§ WHAT IS REQUIRED:
Drop the pictures, then extract the listing word for word.
BEGIN
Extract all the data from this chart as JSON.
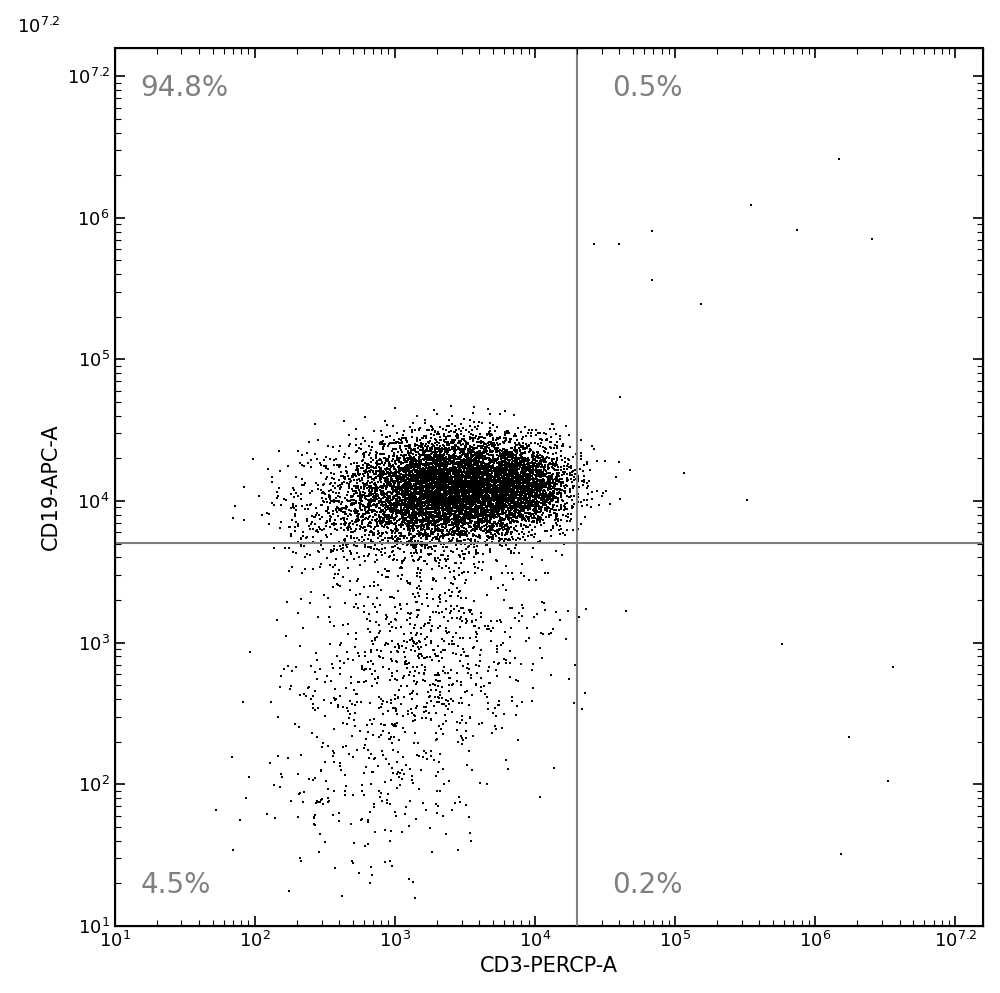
{
  "xlog_min": 1,
  "xlog_max": 7.2,
  "ylog_min": 1,
  "ylog_max": 7.2,
  "xlabel": "CD3-PERCP-A",
  "ylabel": "CD19-APC-A",
  "gate_x_log": 4.3,
  "gate_y_log": 3.7,
  "quadrant_labels": {
    "UL": "94.8%",
    "UR": "0.5%",
    "LL": "4.5%",
    "LR": "0.2%"
  },
  "main_cluster_center_x_log": 3.4,
  "main_cluster_center_y_log": 4.1,
  "background_color": "#ffffff",
  "dot_color": "#000000",
  "gate_line_color": "#808080",
  "label_color": "#808080",
  "tick_label_fontsize": 13,
  "axis_label_fontsize": 15,
  "quadrant_label_fontsize": 20
}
END
§ FULL OUTPUT:
Extract all the data from this chart as JSON.
{
  "xlog_min": 1,
  "xlog_max": 7.2,
  "ylog_min": 1,
  "ylog_max": 7.2,
  "xlabel": "CD3-PERCP-A",
  "ylabel": "CD19-APC-A",
  "gate_x_log": 4.3,
  "gate_y_log": 3.7,
  "quadrant_labels": {
    "UL": "94.8%",
    "UR": "0.5%",
    "LL": "4.5%",
    "LR": "0.2%"
  },
  "main_cluster_center_x_log": 3.4,
  "main_cluster_center_y_log": 4.1,
  "background_color": "#ffffff",
  "dot_color": "#000000",
  "gate_line_color": "#808080",
  "label_color": "#808080",
  "tick_label_fontsize": 13,
  "axis_label_fontsize": 15,
  "quadrant_label_fontsize": 20
}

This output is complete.